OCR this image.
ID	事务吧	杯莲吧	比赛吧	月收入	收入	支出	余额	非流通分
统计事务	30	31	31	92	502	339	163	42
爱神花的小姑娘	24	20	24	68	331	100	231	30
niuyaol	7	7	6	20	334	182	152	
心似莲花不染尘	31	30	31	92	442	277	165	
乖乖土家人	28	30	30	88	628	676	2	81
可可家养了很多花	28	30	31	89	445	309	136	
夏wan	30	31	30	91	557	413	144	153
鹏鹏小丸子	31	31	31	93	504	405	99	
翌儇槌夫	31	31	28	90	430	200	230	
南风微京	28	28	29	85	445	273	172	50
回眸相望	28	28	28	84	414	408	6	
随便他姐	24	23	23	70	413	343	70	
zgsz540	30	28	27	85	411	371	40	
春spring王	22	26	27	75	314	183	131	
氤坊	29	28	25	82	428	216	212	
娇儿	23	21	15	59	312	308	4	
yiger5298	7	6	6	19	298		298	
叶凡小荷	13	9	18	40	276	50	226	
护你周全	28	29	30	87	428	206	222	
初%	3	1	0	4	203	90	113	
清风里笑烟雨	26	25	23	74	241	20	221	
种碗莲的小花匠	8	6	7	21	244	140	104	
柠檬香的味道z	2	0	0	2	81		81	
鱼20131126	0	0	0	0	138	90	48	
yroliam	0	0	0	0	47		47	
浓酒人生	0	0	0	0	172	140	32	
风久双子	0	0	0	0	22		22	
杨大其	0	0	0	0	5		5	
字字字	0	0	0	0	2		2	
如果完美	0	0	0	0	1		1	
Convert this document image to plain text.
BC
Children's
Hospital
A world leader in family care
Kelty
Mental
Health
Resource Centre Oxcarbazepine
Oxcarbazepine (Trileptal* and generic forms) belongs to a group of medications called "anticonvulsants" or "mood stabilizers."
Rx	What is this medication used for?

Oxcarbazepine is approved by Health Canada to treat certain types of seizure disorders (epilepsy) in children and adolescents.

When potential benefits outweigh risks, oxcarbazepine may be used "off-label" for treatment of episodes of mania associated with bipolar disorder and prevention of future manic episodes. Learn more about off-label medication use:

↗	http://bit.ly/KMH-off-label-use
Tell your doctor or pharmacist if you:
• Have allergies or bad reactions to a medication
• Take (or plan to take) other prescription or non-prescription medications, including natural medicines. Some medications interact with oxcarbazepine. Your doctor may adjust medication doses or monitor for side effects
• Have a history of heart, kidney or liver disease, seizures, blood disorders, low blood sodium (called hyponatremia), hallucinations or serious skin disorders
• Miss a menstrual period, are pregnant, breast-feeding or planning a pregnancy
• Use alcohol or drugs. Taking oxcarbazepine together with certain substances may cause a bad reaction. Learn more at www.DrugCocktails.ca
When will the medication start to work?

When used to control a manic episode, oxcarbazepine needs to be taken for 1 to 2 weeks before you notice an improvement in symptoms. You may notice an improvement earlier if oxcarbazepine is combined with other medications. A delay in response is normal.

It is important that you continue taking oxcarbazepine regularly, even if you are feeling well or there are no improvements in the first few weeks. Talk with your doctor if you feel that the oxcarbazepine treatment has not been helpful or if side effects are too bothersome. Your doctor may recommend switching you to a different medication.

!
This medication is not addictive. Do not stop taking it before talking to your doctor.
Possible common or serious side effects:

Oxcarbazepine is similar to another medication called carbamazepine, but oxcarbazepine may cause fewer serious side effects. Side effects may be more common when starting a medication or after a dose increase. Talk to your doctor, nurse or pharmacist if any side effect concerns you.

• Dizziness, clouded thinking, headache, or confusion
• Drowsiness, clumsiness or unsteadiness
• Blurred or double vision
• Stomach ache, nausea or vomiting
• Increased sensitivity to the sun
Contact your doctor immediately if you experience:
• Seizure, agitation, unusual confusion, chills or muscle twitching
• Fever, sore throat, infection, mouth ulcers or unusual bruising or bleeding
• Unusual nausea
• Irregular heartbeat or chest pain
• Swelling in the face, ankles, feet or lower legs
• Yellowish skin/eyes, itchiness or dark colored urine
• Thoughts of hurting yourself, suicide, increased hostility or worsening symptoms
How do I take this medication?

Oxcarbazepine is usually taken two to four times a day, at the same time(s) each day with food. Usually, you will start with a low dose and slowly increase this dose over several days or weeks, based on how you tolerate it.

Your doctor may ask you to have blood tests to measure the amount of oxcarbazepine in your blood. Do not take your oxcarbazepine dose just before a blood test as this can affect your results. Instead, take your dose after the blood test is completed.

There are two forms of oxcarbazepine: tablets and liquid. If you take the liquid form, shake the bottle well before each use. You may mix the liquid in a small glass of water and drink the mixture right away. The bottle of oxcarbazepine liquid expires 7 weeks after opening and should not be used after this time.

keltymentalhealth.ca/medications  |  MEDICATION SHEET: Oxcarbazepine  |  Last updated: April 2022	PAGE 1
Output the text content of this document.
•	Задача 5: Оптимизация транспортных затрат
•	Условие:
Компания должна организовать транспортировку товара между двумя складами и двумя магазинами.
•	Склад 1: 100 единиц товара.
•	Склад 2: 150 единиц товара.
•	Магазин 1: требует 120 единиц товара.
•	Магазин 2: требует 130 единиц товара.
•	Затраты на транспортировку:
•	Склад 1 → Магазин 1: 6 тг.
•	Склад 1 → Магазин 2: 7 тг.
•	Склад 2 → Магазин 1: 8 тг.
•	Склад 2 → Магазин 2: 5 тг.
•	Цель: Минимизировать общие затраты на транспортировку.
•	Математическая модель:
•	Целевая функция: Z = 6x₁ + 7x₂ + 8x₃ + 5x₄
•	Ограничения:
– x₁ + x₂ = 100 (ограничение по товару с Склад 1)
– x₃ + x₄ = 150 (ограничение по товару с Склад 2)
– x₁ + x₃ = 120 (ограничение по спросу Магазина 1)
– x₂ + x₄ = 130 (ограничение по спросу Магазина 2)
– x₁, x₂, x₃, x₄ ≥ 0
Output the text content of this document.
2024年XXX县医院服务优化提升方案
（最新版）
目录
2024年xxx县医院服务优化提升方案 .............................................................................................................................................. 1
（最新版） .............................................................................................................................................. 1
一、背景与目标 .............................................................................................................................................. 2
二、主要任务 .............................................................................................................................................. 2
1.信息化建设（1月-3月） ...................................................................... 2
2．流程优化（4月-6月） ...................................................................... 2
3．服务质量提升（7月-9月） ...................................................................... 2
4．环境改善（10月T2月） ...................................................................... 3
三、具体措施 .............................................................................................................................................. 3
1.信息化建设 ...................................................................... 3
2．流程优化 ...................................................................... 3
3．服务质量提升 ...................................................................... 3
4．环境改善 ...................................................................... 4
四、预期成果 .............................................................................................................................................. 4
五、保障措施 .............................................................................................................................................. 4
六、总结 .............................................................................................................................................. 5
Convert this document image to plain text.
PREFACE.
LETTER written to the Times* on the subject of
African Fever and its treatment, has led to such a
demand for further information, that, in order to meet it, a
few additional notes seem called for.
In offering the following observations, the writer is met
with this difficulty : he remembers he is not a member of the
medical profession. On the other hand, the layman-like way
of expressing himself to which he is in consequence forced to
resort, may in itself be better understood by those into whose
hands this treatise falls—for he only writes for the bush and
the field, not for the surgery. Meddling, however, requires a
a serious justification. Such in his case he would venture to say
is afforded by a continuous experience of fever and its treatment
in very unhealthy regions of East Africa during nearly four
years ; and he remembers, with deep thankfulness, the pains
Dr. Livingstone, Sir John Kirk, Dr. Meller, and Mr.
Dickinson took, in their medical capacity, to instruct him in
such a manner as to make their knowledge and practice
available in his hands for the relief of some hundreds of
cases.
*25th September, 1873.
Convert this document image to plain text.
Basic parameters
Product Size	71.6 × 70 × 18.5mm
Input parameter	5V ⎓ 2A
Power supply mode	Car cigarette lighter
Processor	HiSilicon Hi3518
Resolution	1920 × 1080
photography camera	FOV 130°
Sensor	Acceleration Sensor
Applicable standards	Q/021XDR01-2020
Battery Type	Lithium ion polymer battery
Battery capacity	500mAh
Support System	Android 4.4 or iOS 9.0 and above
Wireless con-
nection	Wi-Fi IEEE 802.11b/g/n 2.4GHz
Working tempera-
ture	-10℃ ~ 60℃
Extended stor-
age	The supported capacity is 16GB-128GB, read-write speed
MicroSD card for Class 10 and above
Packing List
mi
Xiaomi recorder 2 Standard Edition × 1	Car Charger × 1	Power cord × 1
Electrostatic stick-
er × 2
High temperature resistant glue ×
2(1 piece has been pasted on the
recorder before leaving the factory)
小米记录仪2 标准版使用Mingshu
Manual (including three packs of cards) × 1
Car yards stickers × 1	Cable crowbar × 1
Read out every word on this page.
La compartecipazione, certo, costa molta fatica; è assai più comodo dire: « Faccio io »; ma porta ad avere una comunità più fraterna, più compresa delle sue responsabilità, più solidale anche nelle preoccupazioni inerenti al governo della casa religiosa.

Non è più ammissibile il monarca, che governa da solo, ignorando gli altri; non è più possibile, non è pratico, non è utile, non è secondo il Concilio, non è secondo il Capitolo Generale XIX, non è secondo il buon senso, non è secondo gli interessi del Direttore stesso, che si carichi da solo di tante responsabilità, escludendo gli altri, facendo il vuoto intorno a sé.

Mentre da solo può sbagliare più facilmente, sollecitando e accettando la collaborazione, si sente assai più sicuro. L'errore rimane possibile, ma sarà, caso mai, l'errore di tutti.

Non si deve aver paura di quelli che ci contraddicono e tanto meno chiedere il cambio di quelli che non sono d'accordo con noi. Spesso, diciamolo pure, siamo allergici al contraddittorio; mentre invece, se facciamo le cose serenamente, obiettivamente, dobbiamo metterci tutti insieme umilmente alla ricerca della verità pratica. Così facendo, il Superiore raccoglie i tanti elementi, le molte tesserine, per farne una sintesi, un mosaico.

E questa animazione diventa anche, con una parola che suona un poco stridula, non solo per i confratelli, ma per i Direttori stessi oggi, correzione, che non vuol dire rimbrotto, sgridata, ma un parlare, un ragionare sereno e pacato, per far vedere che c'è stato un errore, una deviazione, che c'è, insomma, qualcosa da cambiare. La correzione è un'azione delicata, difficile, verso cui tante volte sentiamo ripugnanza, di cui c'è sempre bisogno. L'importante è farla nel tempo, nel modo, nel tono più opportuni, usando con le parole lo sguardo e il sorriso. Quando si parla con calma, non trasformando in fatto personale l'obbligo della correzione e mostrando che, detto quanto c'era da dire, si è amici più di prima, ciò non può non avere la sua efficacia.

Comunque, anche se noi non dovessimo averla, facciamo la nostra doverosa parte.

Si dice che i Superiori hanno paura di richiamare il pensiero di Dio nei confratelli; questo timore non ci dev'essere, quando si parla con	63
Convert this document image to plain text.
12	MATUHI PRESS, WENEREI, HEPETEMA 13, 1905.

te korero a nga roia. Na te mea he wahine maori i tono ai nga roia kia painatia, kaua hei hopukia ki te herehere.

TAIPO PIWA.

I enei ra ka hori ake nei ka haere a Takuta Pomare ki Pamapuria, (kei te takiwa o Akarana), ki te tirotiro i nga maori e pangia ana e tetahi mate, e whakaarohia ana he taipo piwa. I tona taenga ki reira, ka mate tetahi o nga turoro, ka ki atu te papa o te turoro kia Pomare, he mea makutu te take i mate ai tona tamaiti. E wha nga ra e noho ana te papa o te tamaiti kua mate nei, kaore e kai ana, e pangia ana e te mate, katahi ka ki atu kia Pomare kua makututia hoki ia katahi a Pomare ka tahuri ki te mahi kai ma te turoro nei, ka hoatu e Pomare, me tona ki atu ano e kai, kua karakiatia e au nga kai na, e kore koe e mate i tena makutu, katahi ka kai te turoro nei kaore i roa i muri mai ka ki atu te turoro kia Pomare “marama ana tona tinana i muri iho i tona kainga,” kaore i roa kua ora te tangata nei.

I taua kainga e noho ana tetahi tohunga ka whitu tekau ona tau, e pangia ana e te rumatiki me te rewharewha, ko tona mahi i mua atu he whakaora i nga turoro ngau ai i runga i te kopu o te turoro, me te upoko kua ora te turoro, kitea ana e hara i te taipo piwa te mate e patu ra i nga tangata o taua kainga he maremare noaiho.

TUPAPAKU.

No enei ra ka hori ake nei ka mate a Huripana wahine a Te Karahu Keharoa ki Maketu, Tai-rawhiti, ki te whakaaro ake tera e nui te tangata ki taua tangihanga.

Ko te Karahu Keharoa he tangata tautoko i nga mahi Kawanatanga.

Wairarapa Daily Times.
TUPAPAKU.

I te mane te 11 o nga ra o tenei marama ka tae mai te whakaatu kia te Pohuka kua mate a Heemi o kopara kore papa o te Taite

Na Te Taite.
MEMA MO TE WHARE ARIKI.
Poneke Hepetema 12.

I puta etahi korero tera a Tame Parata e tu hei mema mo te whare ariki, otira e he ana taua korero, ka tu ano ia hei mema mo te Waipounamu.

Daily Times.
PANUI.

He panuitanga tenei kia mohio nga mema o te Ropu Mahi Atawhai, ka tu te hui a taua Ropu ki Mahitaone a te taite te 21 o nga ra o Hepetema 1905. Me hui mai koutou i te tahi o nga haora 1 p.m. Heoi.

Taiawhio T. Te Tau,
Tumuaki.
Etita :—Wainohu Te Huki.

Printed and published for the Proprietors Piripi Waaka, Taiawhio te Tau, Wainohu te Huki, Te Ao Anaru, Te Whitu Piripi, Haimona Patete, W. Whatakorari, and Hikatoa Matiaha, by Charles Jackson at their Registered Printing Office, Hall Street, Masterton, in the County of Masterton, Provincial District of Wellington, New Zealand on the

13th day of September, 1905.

====

→ **GOAL**: Gather all lines of the records that include the word "korero".

→ **EXPECTED ANSWER**:
te korero a nga roia. Na te mea he wahine maori i tono ai nga roia kia painatia, kaua hei hopukia ki te herehere.
I puta etahi korero tera a Tame Parata e tu hei mema mo te whare ariki, otira e he ana taua korero, ka tu ano ia hei mema mo te Waipounamu.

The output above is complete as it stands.